— Start Items —

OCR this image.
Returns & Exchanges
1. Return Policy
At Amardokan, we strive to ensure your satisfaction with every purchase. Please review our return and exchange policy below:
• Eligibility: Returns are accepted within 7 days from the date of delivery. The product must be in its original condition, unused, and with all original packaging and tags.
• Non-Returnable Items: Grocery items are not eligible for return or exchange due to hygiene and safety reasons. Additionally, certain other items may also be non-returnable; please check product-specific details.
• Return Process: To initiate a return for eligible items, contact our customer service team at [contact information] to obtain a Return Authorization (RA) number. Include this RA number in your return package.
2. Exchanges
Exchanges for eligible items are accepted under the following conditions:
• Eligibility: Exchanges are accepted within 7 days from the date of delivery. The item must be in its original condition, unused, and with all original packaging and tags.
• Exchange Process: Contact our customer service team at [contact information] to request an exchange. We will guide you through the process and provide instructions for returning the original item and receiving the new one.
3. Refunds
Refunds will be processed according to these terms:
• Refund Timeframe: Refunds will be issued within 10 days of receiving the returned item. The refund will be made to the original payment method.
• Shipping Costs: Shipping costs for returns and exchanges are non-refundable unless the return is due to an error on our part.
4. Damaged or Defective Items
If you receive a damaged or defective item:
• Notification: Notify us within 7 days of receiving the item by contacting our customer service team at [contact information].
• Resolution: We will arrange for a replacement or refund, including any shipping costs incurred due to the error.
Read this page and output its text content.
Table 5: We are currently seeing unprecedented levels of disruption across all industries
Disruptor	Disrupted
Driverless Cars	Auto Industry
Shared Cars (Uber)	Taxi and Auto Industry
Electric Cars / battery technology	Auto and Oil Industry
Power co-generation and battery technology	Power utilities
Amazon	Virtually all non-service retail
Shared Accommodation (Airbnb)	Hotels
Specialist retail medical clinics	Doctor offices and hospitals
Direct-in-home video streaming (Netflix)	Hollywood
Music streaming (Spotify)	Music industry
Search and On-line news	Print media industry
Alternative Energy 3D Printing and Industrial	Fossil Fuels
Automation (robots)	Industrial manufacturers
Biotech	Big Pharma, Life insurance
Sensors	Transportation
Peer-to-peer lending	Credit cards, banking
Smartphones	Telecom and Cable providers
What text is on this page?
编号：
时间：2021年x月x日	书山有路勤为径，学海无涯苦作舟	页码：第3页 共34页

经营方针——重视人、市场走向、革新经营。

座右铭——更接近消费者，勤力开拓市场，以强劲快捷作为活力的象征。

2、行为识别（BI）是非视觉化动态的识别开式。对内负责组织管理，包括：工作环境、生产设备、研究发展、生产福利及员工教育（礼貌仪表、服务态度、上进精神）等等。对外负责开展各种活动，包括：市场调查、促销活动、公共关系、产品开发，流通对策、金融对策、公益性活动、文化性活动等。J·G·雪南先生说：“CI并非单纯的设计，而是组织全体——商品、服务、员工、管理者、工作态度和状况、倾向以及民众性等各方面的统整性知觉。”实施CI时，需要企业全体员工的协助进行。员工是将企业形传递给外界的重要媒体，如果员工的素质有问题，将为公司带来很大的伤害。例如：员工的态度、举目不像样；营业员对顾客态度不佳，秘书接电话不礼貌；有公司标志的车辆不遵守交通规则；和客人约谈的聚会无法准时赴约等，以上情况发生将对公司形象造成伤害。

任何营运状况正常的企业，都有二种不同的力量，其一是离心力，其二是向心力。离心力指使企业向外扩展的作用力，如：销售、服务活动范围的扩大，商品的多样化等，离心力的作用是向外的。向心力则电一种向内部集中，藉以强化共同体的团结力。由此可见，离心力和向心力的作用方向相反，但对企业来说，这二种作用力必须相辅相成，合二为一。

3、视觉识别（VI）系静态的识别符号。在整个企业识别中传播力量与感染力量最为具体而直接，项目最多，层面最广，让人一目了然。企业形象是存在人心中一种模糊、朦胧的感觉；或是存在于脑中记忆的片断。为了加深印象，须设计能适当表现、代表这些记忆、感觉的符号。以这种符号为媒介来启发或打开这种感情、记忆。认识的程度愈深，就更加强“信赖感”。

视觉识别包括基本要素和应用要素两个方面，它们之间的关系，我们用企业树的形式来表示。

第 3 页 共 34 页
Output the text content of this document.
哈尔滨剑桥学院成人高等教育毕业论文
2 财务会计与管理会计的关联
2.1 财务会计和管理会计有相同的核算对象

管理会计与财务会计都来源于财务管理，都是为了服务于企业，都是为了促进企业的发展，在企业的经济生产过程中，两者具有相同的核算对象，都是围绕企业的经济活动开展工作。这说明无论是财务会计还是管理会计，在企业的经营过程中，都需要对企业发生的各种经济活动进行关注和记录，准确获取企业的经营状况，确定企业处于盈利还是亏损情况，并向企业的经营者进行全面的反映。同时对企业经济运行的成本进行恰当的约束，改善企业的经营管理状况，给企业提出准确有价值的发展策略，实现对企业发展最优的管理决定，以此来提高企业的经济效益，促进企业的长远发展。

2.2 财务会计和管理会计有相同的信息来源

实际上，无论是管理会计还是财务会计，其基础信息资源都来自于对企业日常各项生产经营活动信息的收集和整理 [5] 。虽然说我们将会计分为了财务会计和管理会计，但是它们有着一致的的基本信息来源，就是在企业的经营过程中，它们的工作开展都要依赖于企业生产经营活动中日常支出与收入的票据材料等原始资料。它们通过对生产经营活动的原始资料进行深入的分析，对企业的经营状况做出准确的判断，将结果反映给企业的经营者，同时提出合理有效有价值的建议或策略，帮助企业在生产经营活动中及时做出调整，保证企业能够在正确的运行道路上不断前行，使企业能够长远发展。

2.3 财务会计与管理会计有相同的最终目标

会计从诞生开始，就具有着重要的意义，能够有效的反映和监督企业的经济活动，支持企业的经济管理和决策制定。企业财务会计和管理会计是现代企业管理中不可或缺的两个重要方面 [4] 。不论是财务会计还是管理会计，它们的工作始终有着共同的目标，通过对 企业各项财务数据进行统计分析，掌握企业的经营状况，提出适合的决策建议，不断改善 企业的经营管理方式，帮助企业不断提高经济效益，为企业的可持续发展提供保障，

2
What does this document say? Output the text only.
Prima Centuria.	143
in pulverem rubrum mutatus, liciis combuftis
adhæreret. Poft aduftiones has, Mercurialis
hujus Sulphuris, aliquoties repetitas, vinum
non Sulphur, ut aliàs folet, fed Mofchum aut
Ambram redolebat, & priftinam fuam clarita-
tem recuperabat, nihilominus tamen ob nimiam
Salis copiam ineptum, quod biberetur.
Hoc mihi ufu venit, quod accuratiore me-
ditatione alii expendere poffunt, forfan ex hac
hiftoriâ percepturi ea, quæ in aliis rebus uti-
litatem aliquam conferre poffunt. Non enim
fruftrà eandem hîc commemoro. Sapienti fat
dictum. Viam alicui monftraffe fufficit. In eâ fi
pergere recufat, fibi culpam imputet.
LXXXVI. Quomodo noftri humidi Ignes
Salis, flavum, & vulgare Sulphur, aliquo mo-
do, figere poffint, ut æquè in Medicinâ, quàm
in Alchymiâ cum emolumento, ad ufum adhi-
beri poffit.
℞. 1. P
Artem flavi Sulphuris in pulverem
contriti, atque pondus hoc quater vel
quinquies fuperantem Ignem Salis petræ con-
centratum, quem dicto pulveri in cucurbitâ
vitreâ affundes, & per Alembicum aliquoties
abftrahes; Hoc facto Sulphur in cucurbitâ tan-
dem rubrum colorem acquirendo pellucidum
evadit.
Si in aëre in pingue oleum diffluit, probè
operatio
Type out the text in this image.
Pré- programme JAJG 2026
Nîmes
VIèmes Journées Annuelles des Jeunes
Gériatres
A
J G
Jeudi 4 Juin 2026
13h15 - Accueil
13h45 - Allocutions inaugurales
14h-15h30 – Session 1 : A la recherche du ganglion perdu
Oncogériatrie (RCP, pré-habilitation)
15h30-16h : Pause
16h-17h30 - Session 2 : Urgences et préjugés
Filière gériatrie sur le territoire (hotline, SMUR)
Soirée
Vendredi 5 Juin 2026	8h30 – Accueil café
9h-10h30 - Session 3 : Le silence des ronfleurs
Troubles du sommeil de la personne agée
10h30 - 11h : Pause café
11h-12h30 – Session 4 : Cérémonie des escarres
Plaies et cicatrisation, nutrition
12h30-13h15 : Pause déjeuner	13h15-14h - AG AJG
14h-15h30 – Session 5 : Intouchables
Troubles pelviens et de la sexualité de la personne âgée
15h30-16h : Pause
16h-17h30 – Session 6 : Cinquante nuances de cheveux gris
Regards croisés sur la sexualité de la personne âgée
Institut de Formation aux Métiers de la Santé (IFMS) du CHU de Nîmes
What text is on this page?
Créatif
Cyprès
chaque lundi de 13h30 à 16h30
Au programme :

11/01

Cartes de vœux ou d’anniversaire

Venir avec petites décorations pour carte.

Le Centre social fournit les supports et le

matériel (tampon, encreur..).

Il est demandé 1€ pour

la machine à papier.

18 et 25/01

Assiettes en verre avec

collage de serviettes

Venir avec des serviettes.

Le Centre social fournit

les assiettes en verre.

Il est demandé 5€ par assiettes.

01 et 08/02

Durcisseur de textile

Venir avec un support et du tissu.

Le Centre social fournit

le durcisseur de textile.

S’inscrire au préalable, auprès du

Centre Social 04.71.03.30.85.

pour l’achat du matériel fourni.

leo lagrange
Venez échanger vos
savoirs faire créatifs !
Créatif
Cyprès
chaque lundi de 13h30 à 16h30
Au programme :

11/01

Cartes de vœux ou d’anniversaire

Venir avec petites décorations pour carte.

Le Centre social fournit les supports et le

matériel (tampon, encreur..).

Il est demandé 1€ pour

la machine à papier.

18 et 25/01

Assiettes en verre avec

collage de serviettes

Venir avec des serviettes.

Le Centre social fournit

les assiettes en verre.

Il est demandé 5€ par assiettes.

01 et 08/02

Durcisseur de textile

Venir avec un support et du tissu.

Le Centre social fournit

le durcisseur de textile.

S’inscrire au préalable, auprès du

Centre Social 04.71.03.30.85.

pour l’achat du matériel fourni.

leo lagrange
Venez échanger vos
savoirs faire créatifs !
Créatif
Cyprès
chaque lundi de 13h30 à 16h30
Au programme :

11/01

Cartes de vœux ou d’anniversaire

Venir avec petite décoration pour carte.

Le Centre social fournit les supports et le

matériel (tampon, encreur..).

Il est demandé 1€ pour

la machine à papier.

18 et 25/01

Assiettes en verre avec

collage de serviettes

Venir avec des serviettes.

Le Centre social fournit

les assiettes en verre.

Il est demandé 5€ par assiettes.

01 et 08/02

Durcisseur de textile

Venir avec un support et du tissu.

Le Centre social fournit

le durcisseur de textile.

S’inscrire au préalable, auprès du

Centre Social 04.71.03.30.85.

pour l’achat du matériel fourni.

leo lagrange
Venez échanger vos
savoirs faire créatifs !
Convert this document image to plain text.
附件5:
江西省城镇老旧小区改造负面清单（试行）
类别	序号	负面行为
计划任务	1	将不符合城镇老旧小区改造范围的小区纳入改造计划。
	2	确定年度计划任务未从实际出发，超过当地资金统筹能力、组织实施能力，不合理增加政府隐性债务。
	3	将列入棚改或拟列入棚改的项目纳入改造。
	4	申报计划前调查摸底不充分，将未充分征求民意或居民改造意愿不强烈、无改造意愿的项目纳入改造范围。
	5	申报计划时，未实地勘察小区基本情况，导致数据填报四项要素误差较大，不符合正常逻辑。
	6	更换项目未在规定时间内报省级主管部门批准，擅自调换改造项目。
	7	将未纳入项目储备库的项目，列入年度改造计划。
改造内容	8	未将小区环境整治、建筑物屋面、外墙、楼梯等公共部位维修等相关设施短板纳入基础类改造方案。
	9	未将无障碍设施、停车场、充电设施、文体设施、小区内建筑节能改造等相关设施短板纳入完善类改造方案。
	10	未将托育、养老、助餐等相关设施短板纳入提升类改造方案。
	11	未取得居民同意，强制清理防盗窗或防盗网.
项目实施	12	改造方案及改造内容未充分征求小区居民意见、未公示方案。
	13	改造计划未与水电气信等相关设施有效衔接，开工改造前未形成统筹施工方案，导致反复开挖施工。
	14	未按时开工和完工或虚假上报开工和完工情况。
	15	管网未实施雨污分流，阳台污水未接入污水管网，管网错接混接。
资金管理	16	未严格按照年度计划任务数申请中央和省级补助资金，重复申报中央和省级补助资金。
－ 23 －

— End Items —

§ Set exercise: Across the preceding material, how many lines contain the word "rubrum"? State the number alone.

§ Result of the exercise: 2